Copy every entry exactly.

════════

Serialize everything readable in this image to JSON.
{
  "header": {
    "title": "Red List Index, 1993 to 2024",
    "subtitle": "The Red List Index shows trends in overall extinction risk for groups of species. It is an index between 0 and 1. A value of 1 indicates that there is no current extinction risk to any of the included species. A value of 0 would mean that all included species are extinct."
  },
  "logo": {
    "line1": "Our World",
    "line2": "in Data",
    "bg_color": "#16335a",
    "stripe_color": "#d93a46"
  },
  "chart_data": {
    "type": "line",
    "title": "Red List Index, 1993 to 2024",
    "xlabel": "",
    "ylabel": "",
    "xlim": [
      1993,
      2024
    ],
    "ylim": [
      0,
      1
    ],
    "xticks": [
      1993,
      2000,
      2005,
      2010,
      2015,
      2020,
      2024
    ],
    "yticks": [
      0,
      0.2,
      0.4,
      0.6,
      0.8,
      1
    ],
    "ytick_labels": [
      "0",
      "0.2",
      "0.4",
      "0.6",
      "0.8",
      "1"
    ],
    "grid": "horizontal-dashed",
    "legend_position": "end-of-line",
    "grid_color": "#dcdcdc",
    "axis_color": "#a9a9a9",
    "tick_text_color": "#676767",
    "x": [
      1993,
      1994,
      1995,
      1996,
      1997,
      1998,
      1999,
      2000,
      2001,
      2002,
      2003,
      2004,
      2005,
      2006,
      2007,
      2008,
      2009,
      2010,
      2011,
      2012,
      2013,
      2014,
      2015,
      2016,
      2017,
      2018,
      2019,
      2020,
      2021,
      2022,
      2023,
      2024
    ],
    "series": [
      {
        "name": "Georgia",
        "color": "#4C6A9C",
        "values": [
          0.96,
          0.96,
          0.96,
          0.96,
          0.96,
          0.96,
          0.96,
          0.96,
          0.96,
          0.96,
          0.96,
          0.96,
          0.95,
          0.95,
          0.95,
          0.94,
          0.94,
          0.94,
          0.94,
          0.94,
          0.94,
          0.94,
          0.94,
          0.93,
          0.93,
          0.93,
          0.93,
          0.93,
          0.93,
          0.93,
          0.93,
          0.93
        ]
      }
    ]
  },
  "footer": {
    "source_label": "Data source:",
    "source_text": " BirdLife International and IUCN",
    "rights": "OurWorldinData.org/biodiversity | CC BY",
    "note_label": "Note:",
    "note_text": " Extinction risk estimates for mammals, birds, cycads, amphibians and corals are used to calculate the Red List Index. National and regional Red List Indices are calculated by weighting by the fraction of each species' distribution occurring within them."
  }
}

════════

Answer to this task:
Serialize everything readable in this image to JSON.
{
  "header": {
    "title": "Red List Index, 1993 to 2024",
    "subtitle": "The Red List Index shows trends in overall extinction risk for groups of species. It is an index between 0 and 1. A value of 1 indicates that there is no current extinction risk to any of the included species. A value of 0 would mean that all included species are extinct."
  },
  "logo": {
    "line1": "Our World",
    "line2": "in Data",
    "bg_color": "#16335a",
    "stripe_color": "#d93a46"
  },
  "chart_data": {
    "type": "line",
    "title": "Red List Index, 1993 to 2024",
    "xlabel": "",
    "ylabel": "",
    "xlim": [
      1993,
      2024
    ],
    "ylim": [
      0,
      1
    ],
    "xticks": [
      1993,
      2000,
      2005,
      2010,
      2015,
      2020,
      2024
    ],
    "yticks": [
      0,
      0.2,
      0.4,
      0.6,
      0.8,
      1
    ],
    "ytick_labels": [
      "0",
      "0.2",
      "0.4",
      "0.6",
      "0.8",
      "1"
    ],
    "grid": "horizontal-dashed",
    "legend_position": "end-of-line",
    "grid_color": "#dcdcdc",
    "axis_color": "#a9a9a9",
    "tick_text_color": "#676767",
    "x": [
      1993,
      1994,
      1995,
      1996,
      1997,
      1998,
      1999,
      2000,
      2001,
      2002,
      2003,
      2004,
      2005,
      2006,
      2007,
      2008,
      2009,
      2010,
      2011,
      2012,
      2013,
      2014,
      2015,
      2016,
      2017,
      2018,
      2019,
      2020,
      2021,
      2022,
      2023,
      2024
    ],
    "series": [
      {
        "name": "Georgia",
        "color": "#4C6A9C",
        "values": [
          0.96,
          0.96,
          0.96,
          0.96,
          0.96,
          0.96,
          0.96,
          0.96,
          0.96,
          0.96,
          0.96,
          0.96,
          0.95,
          0.95,
          0.95,
          0.94,
          0.94,
          0.94,
          0.94,
          0.94,
          0.94,
          0.94,
          0.94,
          0.93,
          0.93,
          0.93,
          0.93,
          0.93,
          0.93,
          0.93,
          0.93,
          0.93
        ]
      }
    ]
  },
  "footer": {
    "source_label": "Data source:",
    "source_text": " BirdLife International and IUCN",
    "rights": "OurWorldinData.org/biodiversity | CC BY",
    "note_label": "Note:",
    "note_text": " Extinction risk estimates for mammals, birds, cycads, amphibians and corals are used to calculate the Red List Index. National and regional Red List Indices are calculated by weighting by the fraction of each species' distribution occurring within them."
  }
}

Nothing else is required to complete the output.